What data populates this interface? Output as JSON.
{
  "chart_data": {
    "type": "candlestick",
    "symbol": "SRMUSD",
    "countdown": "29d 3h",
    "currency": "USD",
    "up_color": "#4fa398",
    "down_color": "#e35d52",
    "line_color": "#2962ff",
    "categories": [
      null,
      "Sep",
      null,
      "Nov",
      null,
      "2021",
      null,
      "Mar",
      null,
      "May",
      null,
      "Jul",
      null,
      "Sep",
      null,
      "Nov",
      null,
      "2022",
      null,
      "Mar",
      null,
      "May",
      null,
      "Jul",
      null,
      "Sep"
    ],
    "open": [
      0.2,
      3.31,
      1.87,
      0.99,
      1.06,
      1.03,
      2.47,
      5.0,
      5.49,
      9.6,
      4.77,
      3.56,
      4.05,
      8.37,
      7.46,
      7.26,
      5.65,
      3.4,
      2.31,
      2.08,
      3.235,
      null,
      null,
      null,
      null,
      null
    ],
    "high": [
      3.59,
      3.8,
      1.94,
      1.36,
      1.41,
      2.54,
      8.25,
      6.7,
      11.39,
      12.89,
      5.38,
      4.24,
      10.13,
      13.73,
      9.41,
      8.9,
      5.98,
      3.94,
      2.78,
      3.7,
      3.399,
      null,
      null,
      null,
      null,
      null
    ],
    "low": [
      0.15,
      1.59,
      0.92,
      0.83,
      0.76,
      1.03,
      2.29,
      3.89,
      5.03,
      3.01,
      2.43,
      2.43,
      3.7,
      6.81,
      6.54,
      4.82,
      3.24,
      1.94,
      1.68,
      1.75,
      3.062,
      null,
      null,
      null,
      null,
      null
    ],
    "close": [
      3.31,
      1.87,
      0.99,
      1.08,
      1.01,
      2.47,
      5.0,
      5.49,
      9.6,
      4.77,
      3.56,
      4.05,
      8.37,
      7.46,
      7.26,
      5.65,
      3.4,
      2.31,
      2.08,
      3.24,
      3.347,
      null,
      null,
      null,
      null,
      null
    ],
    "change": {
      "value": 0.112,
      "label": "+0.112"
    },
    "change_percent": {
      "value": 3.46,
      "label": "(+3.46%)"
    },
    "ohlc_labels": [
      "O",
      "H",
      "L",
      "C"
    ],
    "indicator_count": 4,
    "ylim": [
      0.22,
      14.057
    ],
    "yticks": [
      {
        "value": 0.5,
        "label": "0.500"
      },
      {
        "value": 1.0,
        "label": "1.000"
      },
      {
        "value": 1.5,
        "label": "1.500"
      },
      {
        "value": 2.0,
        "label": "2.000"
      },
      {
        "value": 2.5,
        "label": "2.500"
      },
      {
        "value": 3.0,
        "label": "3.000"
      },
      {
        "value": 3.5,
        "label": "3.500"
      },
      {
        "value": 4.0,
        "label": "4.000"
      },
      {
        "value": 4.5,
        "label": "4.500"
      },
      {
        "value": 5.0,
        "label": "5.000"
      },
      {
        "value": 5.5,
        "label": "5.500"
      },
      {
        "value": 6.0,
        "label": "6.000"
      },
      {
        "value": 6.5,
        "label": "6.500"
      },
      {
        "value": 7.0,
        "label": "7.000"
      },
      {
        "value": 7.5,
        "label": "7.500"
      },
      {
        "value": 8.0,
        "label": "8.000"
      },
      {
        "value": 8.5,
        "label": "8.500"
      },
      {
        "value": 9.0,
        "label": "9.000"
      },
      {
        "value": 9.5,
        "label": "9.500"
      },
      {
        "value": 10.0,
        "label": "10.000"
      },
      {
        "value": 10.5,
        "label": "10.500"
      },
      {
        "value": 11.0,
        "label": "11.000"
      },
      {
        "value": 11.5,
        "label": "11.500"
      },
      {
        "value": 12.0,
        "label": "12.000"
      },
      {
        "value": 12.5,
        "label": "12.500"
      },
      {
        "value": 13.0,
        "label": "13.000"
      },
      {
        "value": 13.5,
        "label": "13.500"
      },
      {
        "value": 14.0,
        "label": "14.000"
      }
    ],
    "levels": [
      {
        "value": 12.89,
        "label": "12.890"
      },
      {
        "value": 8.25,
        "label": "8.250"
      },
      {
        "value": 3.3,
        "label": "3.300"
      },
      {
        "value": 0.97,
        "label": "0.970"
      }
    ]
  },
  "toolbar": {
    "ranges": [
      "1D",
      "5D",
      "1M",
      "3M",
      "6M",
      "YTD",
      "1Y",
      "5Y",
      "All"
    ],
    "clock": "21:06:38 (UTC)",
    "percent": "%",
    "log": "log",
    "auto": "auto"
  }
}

--- GOAL OF THE EXERCISE ---
Each line of the material above must be retyped precisely.

--- FINAL ANSWER ---
What data populates this interface? Output as JSON.
{
  "chart_data": {
    "type": "candlestick",
    "symbol": "SRMUSD",
    "countdown": "29d 3h",
    "currency": "USD",
    "up_color": "#4fa398",
    "down_color": "#e35d52",
    "line_color": "#2962ff",
    "categories": [
      null,
      "Sep",
      null,
      "Nov",
      null,
      "2021",
      null,
      "Mar",
      null,
      "May",
      null,
      "Jul",
      null,
      "Sep",
      null,
      "Nov",
      null,
      "2022",
      null,
      "Mar",
      null,
      "May",
      null,
      "Jul",
      null,
      "Sep"
    ],
    "open": [
      0.2,
      3.31,
      1.87,
      0.99,
      1.06,
      1.03,
      2.47,
      5.0,
      5.49,
      9.6,
      4.77,
      3.56,
      4.05,
      8.37,
      7.46,
      7.26,
      5.65,
      3.4,
      2.31,
      2.08,
      3.235,
      null,
      null,
      null,
      null,
      null
    ],
    "high": [
      3.59,
      3.8,
      1.94,
      1.36,
      1.41,
      2.54,
      8.25,
      6.7,
      11.39,
      12.89,
      5.38,
      4.24,
      10.13,
      13.73,
      9.41,
      8.9,
      5.98,
      3.94,
      2.78,
      3.7,
      3.399,
      null,
      null,
      null,
      null,
      null
    ],
    "low": [
      0.15,
      1.59,
      0.92,
      0.83,
      0.76,
      1.03,
      2.29,
      3.89,
      5.03,
      3.01,
      2.43,
      2.43,
      3.7,
      6.81,
      6.54,
      4.82,
      3.24,
      1.94,
      1.68,
      1.75,
      3.062,
      null,
      null,
      null,
      null,
      null
    ],
    "close": [
      3.31,
      1.87,
      0.99,
      1.08,
      1.01,
      2.47,
      5.0,
      5.49,
      9.6,
      4.77,
      3.56,
      4.05,
      8.37,
      7.46,
      7.26,
      5.65,
      3.4,
      2.31,
      2.08,
      3.24,
      3.347,
      null,
      null,
      null,
      null,
      null
    ],
    "change": {
      "value": 0.112,
      "label": "+0.112"
    },
    "change_percent": {
      "value": 3.46,
      "label": "(+3.46%)"
    },
    "ohlc_labels": [
      "O",
      "H",
      "L",
      "C"
    ],
    "indicator_count": 4,
    "ylim": [
      0.22,
      14.057
    ],
    "yticks": [
      {
        "value": 0.5,
        "label": "0.500"
      },
      {
        "value": 1.0,
        "label": "1.000"
      },
      {
        "value": 1.5,
        "label": "1.500"
      },
      {
        "value": 2.0,
        "label": "2.000"
      },
      {
        "value": 2.5,
        "label": "2.500"
      },
      {
        "value": 3.0,
        "label": "3.000"
      },
      {
        "value": 3.5,
        "label": "3.500"
      },
      {
        "value": 4.0,
        "label": "4.000"
      },
      {
        "value": 4.5,
        "label": "4.500"
      },
      {
        "value": 5.0,
        "label": "5.000"
      },
      {
        "value": 5.5,
        "label": "5.500"
      },
      {
        "value": 6.0,
        "label": "6.000"
      },
      {
        "value": 6.5,
        "label": "6.500"
      },
      {
        "value": 7.0,
        "label": "7.000"
      },
      {
        "value": 7.5,
        "label": "7.500"
      },
      {
        "value": 8.0,
        "label": "8.000"
      },
      {
        "value": 8.5,
        "label": "8.500"
      },
      {
        "value": 9.0,
        "label": "9.000"
      },
      {
        "value": 9.5,
        "label": "9.500"
      },
      {
        "value": 10.0,
        "label": "10.000"
      },
      {
        "value": 10.5,
        "label": "10.500"
      },
      {
        "value": 11.0,
        "label": "11.000"
      },
      {
        "value": 11.5,
        "label": "11.500"
      },
      {
        "value": 12.0,
        "label": "12.000"
      },
      {
        "value": 12.5,
        "label": "12.500"
      },
      {
        "value": 13.0,
        "label": "13.000"
      },
      {
        "value": 13.5,
        "label": "13.500"
      },
      {
        "value": 14.0,
        "label": "14.000"
      }
    ],
    "levels": [
      {
        "value": 12.89,
        "label": "12.890"
      },
      {
        "value": 8.25,
        "label": "8.250"
      },
      {
        "value": 3.3,
        "label": "3.300"
      },
      {
        "value": 0.97,
        "label": "0.970"
      }
    ]
  },
  "toolbar": {
    "ranges": [
      "1D",
      "5D",
      "1M",
      "3M",
      "6M",
      "YTD",
      "1Y",
      "5Y",
      "All"
    ],
    "clock": "21:06:38 (UTC)",
    "percent": "%",
    "log": "log",
    "auto": "auto"
  }
}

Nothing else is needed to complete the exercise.